◆ Required work:
Quote every line of the material beneath this one.

◆ Source data:
— start —

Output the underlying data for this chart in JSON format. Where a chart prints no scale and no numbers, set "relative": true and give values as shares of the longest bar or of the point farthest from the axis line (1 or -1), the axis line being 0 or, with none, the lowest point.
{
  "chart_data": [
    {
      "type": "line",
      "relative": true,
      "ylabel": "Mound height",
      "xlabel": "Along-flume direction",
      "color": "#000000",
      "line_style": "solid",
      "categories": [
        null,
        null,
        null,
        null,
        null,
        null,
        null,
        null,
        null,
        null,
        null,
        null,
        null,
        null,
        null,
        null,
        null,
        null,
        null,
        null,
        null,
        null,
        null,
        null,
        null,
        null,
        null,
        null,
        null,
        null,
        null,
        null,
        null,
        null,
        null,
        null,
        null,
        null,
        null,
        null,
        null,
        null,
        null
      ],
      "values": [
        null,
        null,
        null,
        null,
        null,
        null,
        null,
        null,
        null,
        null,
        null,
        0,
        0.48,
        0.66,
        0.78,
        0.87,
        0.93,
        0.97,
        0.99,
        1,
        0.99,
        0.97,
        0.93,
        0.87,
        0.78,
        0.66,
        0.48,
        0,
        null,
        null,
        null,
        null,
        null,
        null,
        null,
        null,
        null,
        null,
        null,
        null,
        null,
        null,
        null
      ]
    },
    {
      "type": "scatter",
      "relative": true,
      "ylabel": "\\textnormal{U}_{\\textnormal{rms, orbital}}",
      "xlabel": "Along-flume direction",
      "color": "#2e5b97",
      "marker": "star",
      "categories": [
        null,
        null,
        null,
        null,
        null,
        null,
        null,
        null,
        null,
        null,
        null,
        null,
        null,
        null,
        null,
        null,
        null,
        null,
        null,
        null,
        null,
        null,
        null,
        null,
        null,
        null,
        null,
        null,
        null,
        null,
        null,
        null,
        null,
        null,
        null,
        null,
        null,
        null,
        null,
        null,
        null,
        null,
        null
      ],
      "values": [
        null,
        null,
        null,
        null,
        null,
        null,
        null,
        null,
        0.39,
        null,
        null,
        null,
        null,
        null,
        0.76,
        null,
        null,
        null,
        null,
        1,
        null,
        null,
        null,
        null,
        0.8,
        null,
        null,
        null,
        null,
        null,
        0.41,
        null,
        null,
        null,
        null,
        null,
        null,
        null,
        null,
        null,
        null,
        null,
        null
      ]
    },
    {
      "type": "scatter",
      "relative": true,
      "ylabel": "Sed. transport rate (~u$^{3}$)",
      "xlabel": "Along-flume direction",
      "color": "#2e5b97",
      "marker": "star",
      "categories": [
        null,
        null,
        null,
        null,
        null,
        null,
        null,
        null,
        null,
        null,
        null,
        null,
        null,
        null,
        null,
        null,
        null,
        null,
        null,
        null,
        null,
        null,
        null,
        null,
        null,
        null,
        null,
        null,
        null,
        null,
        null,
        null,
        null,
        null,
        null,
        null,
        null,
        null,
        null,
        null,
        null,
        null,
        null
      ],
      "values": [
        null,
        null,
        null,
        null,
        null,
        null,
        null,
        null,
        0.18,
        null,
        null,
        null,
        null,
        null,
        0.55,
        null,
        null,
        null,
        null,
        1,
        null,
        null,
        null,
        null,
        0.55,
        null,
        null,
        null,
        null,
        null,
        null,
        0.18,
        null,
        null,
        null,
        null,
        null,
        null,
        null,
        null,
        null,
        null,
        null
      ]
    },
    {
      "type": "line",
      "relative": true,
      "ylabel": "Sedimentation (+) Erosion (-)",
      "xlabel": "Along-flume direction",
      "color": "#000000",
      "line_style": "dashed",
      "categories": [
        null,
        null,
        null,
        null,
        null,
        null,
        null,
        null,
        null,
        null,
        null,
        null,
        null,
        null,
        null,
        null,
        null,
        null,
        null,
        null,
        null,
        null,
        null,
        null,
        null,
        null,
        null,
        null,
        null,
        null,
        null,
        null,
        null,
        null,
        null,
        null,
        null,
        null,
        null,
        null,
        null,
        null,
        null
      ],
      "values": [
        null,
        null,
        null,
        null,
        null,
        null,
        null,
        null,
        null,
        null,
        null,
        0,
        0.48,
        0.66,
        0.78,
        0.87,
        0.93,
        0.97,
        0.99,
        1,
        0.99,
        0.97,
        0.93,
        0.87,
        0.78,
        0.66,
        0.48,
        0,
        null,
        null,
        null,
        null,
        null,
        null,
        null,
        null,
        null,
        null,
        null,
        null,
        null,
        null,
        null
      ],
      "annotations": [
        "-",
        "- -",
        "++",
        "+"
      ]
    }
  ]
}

— end —

◆ Result:
Output the underlying data for this chart in JSON format. Where a chart prints no scale and no numbers, set "relative": true and give values as shares of the longest bar or of the point farthest from the axis line (1 or -1), the axis line being 0 or, with none, the lowest point.
{
  "chart_data": [
    {
      "type": "line",
      "relative": true,
      "ylabel": "Mound height",
      "xlabel": "Along-flume direction",
      "color": "#000000",
      "line_style": "solid",
      "categories": [
        null,
        null,
        null,
        null,
        null,
        null,
        null,
        null,
        null,
        null,
        null,
        null,
        null,
        null,
        null,
        null,
        null,
        null,
        null,
        null,
        null,
        null,
        null,
        null,
        null,
        null,
        null,
        null,
        null,
        null,
        null,
        null,
        null,
        null,
        null,
        null,
        null,
        null,
        null,
        null,
        null,
        null,
        null
      ],
      "values": [
        null,
        null,
        null,
        null,
        null,
        null,
        null,
        null,
        null,
        null,
        null,
        0,
        0.48,
        0.66,
        0.78,
        0.87,
        0.93,
        0.97,
        0.99,
        1,
        0.99,
        0.97,
        0.93,
        0.87,
        0.78,
        0.66,
        0.48,
        0,
        null,
        null,
        null,
        null,
        null,
        null,
        null,
        null,
        null,
        null,
        null,
        null,
        null,
        null,
        null
      ]
    },
    {
      "type": "scatter",
      "relative": true,
      "ylabel": "\\textnormal{U}_{\\textnormal{rms, orbital}}",
      "xlabel": "Along-flume direction",
      "color": "#2e5b97",
      "marker": "star",
      "categories": [
        null,
        null,
        null,
        null,
        null,
        null,
        null,
        null,
        null,
        null,
        null,
        null,
        null,
        null,
        null,
        null,
        null,
        null,
        null,
        null,
        null,
        null,
        null,
        null,
        null,
        null,
        null,
        null,
        null,
        null,
        null,
        null,
        null,
        null,
        null,
        null,
        null,
        null,
        null,
        null,
        null,
        null,
        null
      ],
      "values": [
        null,
        null,
        null,
        null,
        null,
        null,
        null,
        null,
        0.39,
        null,
        null,
        null,
        null,
        null,
        0.76,
        null,
        null,
        null,
        null,
        1,
        null,
        null,
        null,
        null,
        0.8,
        null,
        null,
        null,
        null,
        null,
        0.41,
        null,
        null,
        null,
        null,
        null,
        null,
        null,
        null,
        null,
        null,
        null,
        null
      ]
    },
    {
      "type": "scatter",
      "relative": true,
      "ylabel": "Sed. transport rate (~u$^{3}$)",
      "xlabel": "Along-flume direction",
      "color": "#2e5b97",
      "marker": "star",
      "categories": [
        null,
        null,
        null,
        null,
        null,
        null,
        null,
        null,
        null,
        null,
        null,
        null,
        null,
        null,
        null,
        null,
        null,
        null,
        null,
        null,
        null,
        null,
        null,
        null,
        null,
        null,
        null,
        null,
        null,
        null,
        null,
        null,
        null,
        null,
        null,
        null,
        null,
        null,
        null,
        null,
        null,
        null,
        null
      ],
      "values": [
        null,
        null,
        null,
        null,
        null,
        null,
        null,
        null,
        0.18,
        null,
        null,
        null,
        null,
        null,
        0.55,
        null,
        null,
        null,
        null,
        1,
        null,
        null,
        null,
        null,
        0.55,
        null,
        null,
        null,
        null,
        null,
        null,
        0.18,
        null,
        null,
        null,
        null,
        null,
        null,
        null,
        null,
        null,
        null,
        null
      ]
    },
    {
      "type": "line",
      "relative": true,
      "ylabel": "Sedimentation (+) Erosion (-)",
      "xlabel": "Along-flume direction",
      "color": "#000000",
      "line_style": "dashed",
      "categories": [
        null,
        null,
        null,
        null,
        null,
        null,
        null,
        null,
        null,
        null,
        null,
        null,
        null,
        null,
        null,
        null,
        null,
        null,
        null,
        null,
        null,
        null,
        null,
        null,
        null,
        null,
        null,
        null,
        null,
        null,
        null,
        null,
        null,
        null,
        null,
        null,
        null,
        null,
        null,
        null,
        null,
        null,
        null
      ],
      "values": [
        null,
        null,
        null,
        null,
        null,
        null,
        null,
        null,
        null,
        null,
        null,
        0,
        0.48,
        0.66,
        0.78,
        0.87,
        0.93,
        0.97,
        0.99,
        1,
        0.99,
        0.97,
        0.93,
        0.87,
        0.78,
        0.66,
        0.48,
        0,
        null,
        null,
        null,
        null,
        null,
        null,
        null,
        null,
        null,
        null,
        null,
        null,
        null,
        null,
        null
      ],
      "annotations": [
        "-",
        "- -",
        "++",
        "+"
      ]
    }
  ]
}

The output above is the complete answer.